## DATA SECTION
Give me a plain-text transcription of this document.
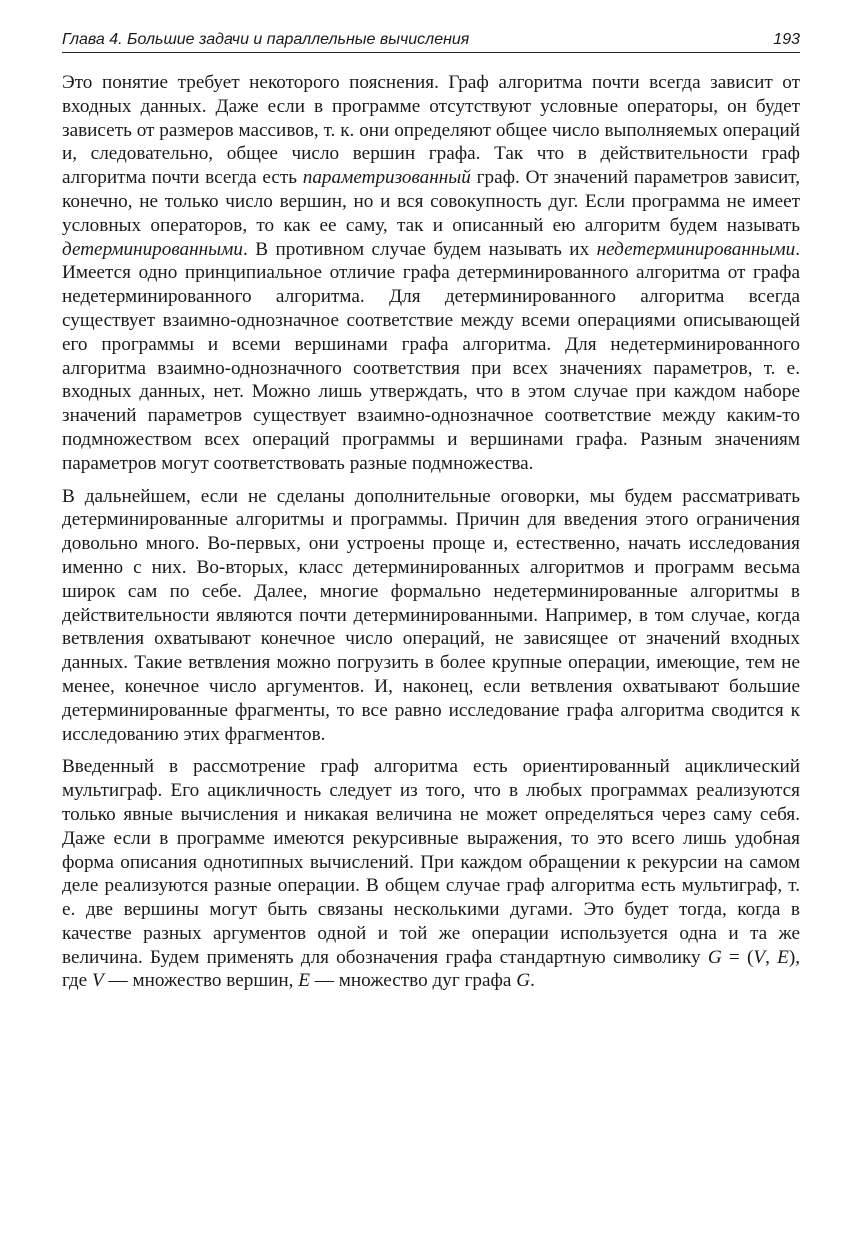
Глава 4. Большие задачи и параллельные вычисления	193

Это понятие требует некоторого пояснения. Граф алгоритма почти всегда зависит от входных данных. Даже если в программе отсутствуют условные операторы, он будет зависеть от размеров массивов, т. к. они определяют общее число выполняемых операций и, следовательно, общее число вершин графа. Так что в действительности граф алгоритма почти всегда есть параметризованный граф. От значений параметров зависит, конечно, не только число вершин, но и вся совокупность дуг. Если программа не имеет условных операторов, то как ее саму, так и описанный ею алгоритм будем называть детерминированными. В противном случае будем называть их недетерминированными. Имеется одно принципиальное отличие графа детерминированного алгоритма от графа недетерминированного алгоритма. Для детерминированного алгоритма всегда существует взаимно-однозначное соответствие между всеми операциями описывающей его программы и всеми вершинами графа алгоритма. Для недетерминированного алгоритма взаимно-однозначного соответствия при всех значениях параметров, т. е. входных данных, нет. Можно лишь утверждать, что в этом случае при каждом наборе значений параметров существует взаимно-однозначное соответствие между каким-то подмножеством всех операций программы и вершинами графа. Разным значениям параметров могут соответствовать разные подмножества.

В дальнейшем, если не сделаны дополнительные оговорки, мы будем рассматривать детерминированные алгоритмы и программы. Причин для введения этого ограничения довольно много. Во-первых, они устроены проще и, естественно, начать исследования именно с них. Во-вторых, класс детерминированных алгоритмов и программ весьма широк сам по себе. Далее, многие формально недетерминированные алгоритмы в действительности являются почти детерминированными. Например, в том случае, когда ветвления охватывают конечное число операций, не зависящее от значений входных данных. Такие ветвления можно погрузить в более крупные операции, имеющие, тем не менее, конечное число аргументов. И, наконец, если ветвления охватывают большие детерминированные фрагменты, то все равно исследование графа алгоритма сводится к исследованию этих фрагментов.

Введенный в рассмотрение граф алгоритма есть ориентированный ациклический мультиграф. Его ацикличность следует из того, что в любых программах реализуются только явные вычисления и никакая величина не может определяться через саму себя. Даже если в программе имеются рекурсивные выражения, то это всего лишь удобная форма описания однотипных вычислений. При каждом обращении к рекурсии на самом деле реализуются разные операции. В общем случае граф алгоритма есть мультиграф, т. е. две вершины могут быть связаны несколькими дугами. Это будет тогда, когда в качестве разных аргументов одной и той же операции используется одна и та же величина. Будем применять для обозначения графа стандартную символику G = (V, E), где V — множество вершин, E — множество дуг графа G.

## PROBLEM TO SOLVE
Find every line above that contains the word "вычисления", and return each one.

## RESPONSE FOR THIS EXERCISE
Глава 4. Большие задачи и параллельные вычисления	193
Введенный в рассмотрение граф алгоритма есть ориентированный ациклический мультиграф. Его ацикличность следует из того, что в любых программах реализуются только явные вычисления и никакая величина не может определяться через саму себя. Даже если в программе имеются рекурсивные выражения, то это всего лишь удобная форма описания однотипных вычислений. При каждом обращении к рекурсии на самом деле реализуются разные операции. В общем случае граф алгоритма есть мультиграф, т. е. две вершины могут быть связаны несколькими дугами. Это будет тогда, когда в качестве разных аргументов одной и той же операции используется одна и та же величина. Будем применять для обозначения графа стандартную символику G = (V, E), где V — множество вершин, E — множество дуг графа G.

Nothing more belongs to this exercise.